Problem to solve. Check every line below for the word "Cloud" and copy each one that has it.

Records for this exercise.
◆ ◆ ◆ ◆

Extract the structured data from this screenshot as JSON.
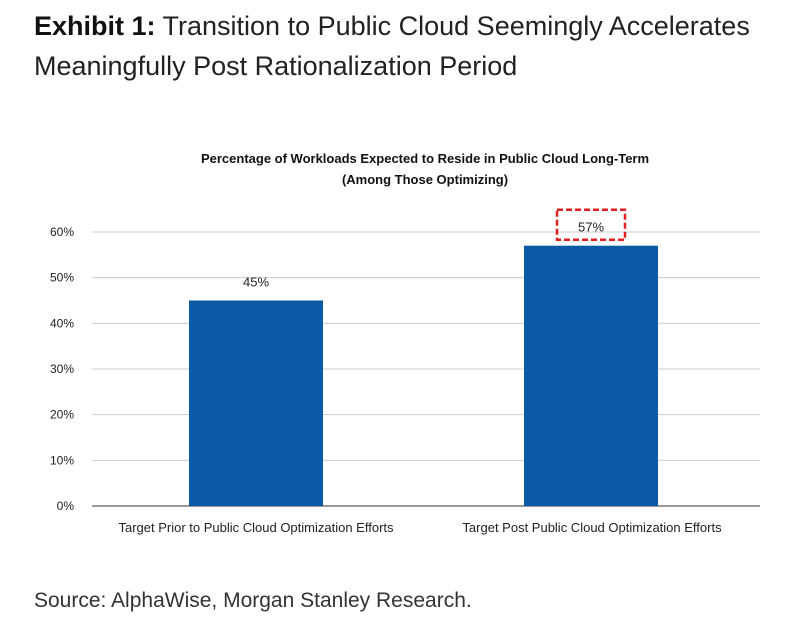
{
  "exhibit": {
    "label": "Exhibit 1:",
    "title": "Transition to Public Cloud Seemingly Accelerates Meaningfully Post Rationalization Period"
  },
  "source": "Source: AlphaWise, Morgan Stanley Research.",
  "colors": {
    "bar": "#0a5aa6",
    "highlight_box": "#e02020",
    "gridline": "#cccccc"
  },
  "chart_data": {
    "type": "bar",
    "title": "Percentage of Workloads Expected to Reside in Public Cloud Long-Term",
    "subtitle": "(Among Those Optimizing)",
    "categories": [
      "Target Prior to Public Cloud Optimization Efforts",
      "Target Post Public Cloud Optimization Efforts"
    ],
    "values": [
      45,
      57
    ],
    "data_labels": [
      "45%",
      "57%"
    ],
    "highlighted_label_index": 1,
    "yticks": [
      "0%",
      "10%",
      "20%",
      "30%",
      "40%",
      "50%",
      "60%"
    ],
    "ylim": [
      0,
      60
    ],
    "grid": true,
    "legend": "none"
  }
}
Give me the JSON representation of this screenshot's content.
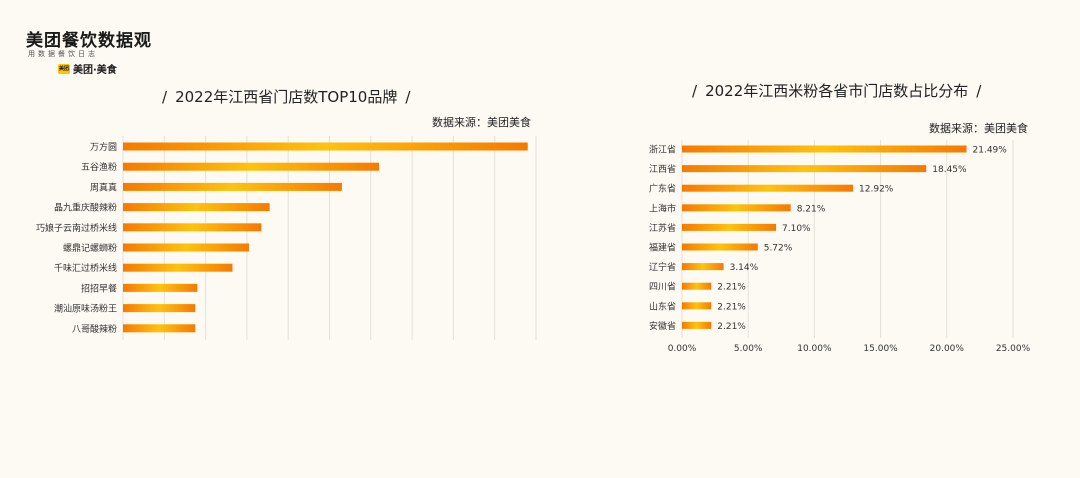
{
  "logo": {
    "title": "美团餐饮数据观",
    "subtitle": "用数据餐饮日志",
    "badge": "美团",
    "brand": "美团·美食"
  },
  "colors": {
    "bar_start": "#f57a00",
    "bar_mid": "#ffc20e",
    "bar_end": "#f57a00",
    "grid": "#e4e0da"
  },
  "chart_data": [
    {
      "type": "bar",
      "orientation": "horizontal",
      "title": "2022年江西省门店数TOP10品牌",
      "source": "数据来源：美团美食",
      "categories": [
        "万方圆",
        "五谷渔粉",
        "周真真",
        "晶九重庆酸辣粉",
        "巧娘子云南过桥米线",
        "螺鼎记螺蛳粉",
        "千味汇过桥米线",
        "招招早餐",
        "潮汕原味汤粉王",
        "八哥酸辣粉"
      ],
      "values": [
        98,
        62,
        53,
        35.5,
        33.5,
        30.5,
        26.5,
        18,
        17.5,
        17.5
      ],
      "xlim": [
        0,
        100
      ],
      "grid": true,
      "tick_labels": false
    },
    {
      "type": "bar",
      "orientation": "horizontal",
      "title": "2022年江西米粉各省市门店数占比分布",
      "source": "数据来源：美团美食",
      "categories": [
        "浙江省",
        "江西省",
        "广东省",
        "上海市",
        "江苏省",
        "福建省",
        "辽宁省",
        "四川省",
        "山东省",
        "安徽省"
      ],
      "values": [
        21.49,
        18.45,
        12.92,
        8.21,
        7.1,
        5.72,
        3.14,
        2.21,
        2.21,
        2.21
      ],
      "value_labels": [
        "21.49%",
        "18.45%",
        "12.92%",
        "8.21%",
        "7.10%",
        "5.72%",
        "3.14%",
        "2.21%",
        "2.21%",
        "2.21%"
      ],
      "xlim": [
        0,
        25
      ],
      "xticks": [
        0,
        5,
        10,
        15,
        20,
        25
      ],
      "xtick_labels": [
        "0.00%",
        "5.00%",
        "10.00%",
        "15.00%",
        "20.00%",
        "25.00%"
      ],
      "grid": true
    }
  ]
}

◆ ◆ ◆ ◆

Task solution.
    "title": "Transition to Public Cloud Seemingly Accelerates Meaningfully Post Rationalization Period"
    "title": "Percentage of Workloads Expected to Reside in Public Cloud Long-Term",
      "Target Prior to Public Cloud Optimization Efforts",
      "Target Post Public Cloud Optimization Efforts"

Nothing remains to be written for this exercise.